- What you are asked to do: Without the pictures, output the records below word for word.
* * * *
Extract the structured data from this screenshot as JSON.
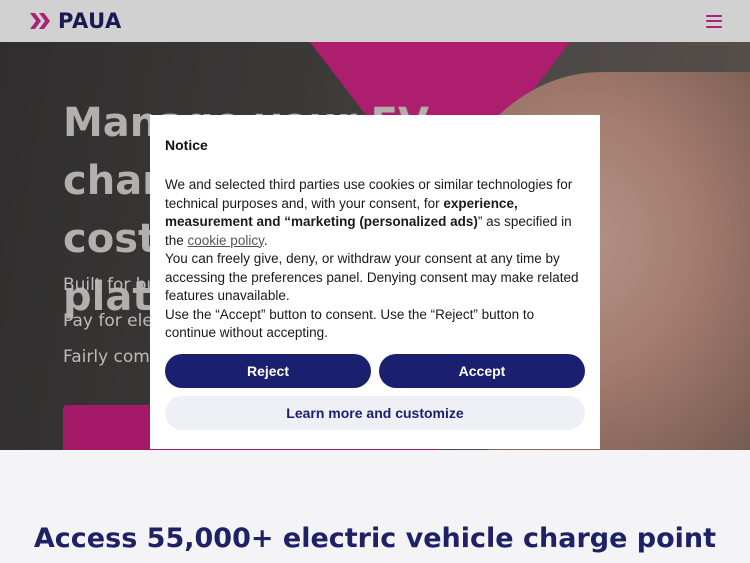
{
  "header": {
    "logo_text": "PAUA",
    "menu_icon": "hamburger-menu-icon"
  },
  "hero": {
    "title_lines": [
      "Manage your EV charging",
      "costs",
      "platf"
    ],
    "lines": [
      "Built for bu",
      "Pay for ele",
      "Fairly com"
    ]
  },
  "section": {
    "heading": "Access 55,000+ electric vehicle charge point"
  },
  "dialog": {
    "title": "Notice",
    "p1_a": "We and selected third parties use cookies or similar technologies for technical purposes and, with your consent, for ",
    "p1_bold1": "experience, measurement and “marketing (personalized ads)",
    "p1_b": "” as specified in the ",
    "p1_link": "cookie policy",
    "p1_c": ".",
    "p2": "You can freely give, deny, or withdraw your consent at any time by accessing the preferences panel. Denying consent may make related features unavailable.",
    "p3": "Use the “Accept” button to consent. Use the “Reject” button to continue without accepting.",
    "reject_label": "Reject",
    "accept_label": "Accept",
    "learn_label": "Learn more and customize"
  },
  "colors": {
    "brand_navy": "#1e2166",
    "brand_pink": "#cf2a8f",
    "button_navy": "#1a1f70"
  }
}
* * * *
- Completed task:
Extract the structured data from this screenshot as JSON.
{
  "header": {
    "logo_text": "PAUA",
    "menu_icon": "hamburger-menu-icon"
  },
  "hero": {
    "title_lines": [
      "Manage your EV charging",
      "costs",
      "platf"
    ],
    "lines": [
      "Built for bu",
      "Pay for ele",
      "Fairly com"
    ]
  },
  "section": {
    "heading": "Access 55,000+ electric vehicle charge point"
  },
  "dialog": {
    "title": "Notice",
    "p1_a": "We and selected third parties use cookies or similar technologies for technical purposes and, with your consent, for ",
    "p1_bold1": "experience, measurement and “marketing (personalized ads)",
    "p1_b": "” as specified in the ",
    "p1_link": "cookie policy",
    "p1_c": ".",
    "p2": "You can freely give, deny, or withdraw your consent at any time by accessing the preferences panel. Denying consent may make related features unavailable.",
    "p3": "Use the “Accept” button to consent. Use the “Reject” button to continue without accepting.",
    "reject_label": "Reject",
    "accept_label": "Accept",
    "learn_label": "Learn more and customize"
  },
  "colors": {
    "brand_navy": "#1e2166",
    "brand_pink": "#cf2a8f",
    "button_navy": "#1a1f70"
  }
}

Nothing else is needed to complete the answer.